---- INPUT DATA

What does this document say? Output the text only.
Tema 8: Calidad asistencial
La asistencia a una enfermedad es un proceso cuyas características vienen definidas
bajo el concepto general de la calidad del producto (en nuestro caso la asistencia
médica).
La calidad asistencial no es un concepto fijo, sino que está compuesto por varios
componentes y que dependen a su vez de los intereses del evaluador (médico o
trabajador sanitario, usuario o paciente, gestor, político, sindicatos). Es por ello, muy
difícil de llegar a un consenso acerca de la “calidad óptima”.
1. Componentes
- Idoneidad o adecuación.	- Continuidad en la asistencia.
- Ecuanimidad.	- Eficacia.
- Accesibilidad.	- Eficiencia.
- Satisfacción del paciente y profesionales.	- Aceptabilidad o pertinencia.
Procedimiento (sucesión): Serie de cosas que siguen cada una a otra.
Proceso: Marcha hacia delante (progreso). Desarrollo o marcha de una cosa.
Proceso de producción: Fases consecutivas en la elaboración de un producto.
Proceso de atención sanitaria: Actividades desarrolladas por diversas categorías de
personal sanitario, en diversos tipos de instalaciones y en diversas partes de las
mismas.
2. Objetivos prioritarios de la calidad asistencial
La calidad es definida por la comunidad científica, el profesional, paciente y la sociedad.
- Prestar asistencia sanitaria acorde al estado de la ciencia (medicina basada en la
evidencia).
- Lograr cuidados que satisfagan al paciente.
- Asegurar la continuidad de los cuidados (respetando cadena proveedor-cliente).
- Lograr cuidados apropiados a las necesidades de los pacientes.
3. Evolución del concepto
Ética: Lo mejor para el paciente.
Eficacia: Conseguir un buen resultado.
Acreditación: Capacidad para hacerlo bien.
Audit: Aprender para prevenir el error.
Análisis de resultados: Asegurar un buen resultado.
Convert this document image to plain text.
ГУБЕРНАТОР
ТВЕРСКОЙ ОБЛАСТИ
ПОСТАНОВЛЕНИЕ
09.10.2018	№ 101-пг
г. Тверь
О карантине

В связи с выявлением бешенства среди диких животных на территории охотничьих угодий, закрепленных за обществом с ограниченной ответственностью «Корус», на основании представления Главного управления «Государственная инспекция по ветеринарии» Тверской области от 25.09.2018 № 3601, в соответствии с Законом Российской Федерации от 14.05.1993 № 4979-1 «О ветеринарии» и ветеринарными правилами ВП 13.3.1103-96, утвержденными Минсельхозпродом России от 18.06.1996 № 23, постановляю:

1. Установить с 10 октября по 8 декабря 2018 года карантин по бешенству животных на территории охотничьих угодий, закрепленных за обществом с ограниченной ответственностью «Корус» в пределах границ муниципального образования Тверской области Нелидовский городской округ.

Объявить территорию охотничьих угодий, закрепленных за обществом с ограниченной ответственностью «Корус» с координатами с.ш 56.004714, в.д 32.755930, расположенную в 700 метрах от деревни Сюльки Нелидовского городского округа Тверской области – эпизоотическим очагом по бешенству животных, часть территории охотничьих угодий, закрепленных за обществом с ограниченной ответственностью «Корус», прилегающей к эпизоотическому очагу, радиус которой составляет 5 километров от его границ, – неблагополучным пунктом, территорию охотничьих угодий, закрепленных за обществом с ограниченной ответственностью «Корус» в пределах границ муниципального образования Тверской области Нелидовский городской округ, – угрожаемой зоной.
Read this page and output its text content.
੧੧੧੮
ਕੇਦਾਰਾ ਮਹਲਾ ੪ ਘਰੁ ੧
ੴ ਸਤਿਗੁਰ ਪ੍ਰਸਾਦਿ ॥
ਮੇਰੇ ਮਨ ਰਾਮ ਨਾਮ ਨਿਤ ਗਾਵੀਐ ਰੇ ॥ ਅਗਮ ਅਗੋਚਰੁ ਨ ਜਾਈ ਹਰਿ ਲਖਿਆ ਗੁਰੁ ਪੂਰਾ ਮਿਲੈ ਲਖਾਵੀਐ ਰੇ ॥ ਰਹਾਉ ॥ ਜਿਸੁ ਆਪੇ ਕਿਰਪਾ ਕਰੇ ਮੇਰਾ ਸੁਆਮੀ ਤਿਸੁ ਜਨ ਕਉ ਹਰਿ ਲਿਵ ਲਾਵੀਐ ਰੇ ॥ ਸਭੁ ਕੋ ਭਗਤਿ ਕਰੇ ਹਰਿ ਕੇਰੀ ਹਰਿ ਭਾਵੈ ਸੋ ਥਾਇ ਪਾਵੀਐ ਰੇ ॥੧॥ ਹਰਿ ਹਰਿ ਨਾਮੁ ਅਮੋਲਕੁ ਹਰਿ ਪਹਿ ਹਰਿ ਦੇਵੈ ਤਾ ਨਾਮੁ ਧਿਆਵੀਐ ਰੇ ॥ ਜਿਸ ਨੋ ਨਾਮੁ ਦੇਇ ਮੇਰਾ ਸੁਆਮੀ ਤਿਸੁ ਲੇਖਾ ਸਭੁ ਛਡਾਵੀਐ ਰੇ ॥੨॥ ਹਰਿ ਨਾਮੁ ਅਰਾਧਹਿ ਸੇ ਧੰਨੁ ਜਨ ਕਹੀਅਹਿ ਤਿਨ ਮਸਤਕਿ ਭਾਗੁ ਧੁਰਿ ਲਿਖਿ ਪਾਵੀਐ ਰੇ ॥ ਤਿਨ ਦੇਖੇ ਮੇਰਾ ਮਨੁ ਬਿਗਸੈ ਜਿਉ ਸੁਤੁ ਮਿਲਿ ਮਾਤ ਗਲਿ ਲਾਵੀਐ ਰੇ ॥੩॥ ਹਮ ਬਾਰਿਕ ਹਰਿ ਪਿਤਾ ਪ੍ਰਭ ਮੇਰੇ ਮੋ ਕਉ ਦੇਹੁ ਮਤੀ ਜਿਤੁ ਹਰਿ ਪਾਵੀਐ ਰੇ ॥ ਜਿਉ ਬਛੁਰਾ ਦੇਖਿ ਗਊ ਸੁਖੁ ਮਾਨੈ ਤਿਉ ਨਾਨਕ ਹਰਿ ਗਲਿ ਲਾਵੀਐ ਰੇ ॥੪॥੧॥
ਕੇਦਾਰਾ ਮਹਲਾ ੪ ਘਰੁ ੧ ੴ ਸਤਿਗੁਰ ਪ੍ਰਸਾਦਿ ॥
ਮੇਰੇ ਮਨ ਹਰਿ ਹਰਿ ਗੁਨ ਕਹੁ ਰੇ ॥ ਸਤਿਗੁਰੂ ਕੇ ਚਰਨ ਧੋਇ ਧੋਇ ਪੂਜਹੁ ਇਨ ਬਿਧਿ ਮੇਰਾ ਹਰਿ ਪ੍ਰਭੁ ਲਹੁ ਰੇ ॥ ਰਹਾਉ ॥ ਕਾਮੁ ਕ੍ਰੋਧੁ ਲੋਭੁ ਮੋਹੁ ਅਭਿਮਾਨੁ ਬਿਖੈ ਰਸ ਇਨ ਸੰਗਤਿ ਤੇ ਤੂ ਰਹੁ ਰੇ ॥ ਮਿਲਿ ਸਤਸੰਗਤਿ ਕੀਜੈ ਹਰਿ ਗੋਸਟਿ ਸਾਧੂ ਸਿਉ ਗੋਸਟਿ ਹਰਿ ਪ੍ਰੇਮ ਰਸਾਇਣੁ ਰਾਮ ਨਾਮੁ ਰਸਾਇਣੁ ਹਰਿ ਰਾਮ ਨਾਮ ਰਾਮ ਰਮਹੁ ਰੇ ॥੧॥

--------

§ WORK REQUIRED:
Copy every line from the entries that contains the word "document".

§ FINISHED EXERCISE:
What does this document say? Output the text only.
Convert this document image to plain text.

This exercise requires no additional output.